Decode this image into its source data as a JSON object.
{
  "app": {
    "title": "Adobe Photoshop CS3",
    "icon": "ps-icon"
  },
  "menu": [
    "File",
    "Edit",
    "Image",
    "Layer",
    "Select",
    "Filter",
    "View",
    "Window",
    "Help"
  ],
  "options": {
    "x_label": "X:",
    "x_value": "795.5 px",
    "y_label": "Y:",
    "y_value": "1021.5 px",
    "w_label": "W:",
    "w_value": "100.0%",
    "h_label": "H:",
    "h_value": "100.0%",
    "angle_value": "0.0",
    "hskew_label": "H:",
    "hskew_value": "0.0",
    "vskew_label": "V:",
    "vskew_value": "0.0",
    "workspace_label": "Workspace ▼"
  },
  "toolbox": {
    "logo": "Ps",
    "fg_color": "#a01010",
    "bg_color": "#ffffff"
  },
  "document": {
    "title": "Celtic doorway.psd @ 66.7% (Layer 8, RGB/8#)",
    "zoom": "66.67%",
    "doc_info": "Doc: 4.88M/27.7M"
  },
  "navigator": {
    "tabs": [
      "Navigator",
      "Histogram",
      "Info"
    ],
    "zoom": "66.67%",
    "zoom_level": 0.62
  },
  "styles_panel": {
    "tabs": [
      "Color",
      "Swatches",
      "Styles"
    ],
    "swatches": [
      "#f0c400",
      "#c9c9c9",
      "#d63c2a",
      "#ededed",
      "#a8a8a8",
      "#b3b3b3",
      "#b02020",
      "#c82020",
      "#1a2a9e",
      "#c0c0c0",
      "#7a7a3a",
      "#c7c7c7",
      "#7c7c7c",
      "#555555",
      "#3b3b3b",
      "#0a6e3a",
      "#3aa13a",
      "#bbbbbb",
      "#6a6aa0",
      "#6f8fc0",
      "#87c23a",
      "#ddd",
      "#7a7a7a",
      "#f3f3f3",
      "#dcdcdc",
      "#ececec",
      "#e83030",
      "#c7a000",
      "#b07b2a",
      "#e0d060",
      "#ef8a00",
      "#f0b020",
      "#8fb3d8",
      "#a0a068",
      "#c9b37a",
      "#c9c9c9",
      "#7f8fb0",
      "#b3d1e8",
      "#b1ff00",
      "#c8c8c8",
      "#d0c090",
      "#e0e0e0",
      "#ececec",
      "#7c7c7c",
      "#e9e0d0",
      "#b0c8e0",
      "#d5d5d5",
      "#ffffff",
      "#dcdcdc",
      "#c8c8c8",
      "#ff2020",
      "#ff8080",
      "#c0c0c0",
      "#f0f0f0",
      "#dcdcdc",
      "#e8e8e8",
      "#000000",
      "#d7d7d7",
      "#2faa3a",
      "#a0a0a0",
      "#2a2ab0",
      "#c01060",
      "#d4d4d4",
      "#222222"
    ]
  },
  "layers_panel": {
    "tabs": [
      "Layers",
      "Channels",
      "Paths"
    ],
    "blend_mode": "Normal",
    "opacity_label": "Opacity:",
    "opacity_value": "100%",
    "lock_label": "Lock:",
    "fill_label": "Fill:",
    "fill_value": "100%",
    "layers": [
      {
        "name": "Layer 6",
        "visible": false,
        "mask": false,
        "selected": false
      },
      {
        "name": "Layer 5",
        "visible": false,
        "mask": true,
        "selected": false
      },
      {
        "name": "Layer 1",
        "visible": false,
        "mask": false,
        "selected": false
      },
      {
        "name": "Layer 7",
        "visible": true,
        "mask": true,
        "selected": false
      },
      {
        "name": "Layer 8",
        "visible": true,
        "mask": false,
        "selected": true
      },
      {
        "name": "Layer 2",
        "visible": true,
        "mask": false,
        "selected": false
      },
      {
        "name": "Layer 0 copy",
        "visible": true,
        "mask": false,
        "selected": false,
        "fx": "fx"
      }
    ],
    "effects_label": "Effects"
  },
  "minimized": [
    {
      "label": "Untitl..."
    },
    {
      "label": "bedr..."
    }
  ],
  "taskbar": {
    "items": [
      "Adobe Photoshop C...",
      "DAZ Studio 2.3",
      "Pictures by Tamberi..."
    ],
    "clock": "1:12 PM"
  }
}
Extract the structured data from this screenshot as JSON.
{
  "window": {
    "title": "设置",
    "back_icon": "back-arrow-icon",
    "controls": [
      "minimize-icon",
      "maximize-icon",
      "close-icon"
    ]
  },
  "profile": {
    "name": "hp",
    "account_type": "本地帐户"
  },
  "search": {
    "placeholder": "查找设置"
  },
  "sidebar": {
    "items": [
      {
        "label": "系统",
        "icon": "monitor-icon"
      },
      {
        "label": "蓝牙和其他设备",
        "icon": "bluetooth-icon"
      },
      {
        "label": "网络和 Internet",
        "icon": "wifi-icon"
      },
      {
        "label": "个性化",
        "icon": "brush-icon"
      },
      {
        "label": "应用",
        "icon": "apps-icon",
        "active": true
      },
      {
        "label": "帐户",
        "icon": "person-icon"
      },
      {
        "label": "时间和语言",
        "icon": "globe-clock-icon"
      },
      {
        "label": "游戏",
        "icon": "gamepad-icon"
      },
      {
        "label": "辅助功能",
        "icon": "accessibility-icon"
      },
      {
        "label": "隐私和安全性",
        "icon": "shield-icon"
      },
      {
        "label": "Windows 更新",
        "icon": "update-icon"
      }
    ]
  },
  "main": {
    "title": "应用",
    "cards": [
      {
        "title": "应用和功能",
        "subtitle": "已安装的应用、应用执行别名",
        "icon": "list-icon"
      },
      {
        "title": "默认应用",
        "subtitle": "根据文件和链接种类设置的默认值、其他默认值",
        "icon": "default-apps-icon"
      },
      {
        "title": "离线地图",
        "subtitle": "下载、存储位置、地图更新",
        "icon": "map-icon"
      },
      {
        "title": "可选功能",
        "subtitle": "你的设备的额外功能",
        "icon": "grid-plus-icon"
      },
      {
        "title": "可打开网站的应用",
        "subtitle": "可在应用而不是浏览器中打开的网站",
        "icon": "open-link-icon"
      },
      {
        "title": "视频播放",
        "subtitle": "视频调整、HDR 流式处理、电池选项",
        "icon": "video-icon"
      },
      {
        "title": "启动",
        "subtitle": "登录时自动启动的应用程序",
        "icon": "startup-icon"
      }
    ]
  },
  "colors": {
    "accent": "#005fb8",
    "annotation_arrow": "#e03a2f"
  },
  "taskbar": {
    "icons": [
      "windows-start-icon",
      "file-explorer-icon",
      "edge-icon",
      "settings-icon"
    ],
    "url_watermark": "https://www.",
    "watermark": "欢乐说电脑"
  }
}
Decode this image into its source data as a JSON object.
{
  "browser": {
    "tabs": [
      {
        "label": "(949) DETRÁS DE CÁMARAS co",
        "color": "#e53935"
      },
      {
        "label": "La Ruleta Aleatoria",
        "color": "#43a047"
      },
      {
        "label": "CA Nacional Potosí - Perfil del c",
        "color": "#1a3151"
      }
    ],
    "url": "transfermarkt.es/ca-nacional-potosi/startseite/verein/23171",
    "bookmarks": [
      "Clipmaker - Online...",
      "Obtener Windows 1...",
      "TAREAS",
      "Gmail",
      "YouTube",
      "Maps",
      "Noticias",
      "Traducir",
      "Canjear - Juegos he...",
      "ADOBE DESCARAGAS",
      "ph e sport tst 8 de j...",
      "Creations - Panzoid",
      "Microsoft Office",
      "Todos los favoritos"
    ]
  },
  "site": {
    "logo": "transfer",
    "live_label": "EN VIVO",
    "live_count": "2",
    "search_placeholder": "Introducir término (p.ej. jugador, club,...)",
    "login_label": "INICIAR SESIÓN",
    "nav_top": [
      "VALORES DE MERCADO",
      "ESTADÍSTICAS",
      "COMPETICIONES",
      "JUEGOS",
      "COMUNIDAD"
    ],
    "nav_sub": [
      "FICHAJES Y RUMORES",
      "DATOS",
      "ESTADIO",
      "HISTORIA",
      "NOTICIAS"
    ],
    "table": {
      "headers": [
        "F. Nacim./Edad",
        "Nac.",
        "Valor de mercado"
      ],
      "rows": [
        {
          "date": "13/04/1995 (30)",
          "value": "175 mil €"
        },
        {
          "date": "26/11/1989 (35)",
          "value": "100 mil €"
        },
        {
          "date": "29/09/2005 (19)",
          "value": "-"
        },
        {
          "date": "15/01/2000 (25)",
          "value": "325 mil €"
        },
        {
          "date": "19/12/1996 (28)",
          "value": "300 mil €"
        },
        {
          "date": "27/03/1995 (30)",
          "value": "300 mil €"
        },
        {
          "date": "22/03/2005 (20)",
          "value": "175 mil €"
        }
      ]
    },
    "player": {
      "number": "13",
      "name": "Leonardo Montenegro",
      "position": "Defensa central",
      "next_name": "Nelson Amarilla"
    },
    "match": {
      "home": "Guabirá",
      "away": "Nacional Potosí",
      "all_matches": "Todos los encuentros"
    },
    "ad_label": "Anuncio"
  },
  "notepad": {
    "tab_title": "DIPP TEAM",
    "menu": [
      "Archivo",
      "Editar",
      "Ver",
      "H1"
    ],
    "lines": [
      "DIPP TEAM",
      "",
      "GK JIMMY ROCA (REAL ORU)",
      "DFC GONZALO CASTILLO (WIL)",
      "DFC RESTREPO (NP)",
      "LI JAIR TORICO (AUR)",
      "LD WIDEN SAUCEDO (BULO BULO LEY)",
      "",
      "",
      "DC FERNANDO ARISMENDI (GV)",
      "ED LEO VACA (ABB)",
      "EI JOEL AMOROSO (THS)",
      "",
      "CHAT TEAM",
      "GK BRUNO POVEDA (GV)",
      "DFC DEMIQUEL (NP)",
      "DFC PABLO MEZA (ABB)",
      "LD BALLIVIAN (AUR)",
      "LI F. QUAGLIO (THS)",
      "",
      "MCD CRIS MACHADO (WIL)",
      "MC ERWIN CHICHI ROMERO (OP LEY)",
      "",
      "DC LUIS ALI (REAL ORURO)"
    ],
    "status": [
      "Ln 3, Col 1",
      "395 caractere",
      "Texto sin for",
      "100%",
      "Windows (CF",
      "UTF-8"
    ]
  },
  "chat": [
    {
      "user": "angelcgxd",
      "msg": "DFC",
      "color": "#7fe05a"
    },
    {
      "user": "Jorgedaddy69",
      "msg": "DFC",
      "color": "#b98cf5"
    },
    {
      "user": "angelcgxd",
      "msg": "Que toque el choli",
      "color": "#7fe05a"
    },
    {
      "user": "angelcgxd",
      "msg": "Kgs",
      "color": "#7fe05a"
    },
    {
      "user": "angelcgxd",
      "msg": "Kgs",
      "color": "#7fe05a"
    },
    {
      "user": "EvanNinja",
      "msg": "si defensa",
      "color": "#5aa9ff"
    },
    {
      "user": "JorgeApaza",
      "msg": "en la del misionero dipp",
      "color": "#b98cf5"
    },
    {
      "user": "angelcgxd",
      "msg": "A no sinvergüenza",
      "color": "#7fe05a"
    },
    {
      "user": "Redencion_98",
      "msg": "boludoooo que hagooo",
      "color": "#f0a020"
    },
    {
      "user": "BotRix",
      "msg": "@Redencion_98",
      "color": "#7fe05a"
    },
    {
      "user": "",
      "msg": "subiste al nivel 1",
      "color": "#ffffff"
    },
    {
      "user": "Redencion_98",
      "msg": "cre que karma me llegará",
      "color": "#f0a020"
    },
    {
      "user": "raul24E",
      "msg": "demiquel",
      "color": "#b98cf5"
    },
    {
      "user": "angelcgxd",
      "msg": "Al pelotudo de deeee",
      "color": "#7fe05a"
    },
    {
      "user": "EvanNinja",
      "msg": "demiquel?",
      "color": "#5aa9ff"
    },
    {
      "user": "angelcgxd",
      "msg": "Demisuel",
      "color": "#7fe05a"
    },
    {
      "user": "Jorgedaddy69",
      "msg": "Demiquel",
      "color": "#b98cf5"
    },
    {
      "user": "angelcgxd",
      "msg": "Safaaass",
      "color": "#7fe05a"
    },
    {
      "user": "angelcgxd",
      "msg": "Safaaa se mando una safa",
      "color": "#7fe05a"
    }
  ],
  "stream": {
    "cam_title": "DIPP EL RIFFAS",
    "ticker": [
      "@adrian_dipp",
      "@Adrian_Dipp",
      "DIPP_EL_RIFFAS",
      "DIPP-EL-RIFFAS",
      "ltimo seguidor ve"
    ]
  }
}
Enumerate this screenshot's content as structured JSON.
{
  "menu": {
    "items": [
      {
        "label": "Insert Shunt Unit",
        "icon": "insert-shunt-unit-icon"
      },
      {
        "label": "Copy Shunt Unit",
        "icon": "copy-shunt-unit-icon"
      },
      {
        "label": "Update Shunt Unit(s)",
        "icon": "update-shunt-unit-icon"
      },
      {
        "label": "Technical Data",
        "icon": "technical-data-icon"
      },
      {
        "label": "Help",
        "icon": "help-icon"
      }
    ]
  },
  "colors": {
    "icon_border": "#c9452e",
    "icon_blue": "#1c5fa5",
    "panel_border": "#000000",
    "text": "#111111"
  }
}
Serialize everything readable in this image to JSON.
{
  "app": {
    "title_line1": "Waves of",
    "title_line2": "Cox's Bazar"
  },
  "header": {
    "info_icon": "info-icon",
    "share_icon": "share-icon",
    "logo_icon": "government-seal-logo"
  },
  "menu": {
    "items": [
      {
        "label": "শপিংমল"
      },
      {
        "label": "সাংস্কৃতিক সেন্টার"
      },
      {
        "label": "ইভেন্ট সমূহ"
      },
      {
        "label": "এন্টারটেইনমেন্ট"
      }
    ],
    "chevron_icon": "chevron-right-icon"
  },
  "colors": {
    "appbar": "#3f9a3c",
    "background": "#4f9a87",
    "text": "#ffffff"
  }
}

**To do**
Copy exactly, and only, the lines from the one containing "Enumerate this screenshot's" through the last line of the listing.

**Result of this task**
Enumerate this screenshot's content as structured JSON.
{
  "menu": {
    "items": [
      {
        "label": "Insert Shunt Unit",
        "icon": "insert-shunt-unit-icon"
      },
      {
        "label": "Copy Shunt Unit",
        "icon": "copy-shunt-unit-icon"
      },
      {
        "label": "Update Shunt Unit(s)",
        "icon": "update-shunt-unit-icon"
      },
      {
        "label": "Technical Data",
        "icon": "technical-data-icon"
      },
      {
        "label": "Help",
        "icon": "help-icon"
      }
    ]
  },
  "colors": {
    "icon_border": "#c9452e",
    "icon_blue": "#1c5fa5",
    "panel_border": "#000000",
    "text": "#111111"
  }
}
Serialize everything readable in this image to JSON.
{
  "app": {
    "title_line1": "Waves of",
    "title_line2": "Cox's Bazar"
  },
  "header": {
    "info_icon": "info-icon",
    "share_icon": "share-icon",
    "logo_icon": "government-seal-logo"
  },
  "menu": {
    "items": [
      {
        "label": "শপিংমল"
      },
      {
        "label": "সাংস্কৃতিক সেন্টার"
      },
      {
        "label": "ইভেন্ট সমূহ"
      },
      {
        "label": "এন্টারটেইনমেন্ট"
      }
    ],
    "chevron_icon": "chevron-right-icon"
  },
  "colors": {
    "appbar": "#3f9a3c",
    "background": "#4f9a87",
    "text": "#ffffff"
  }
}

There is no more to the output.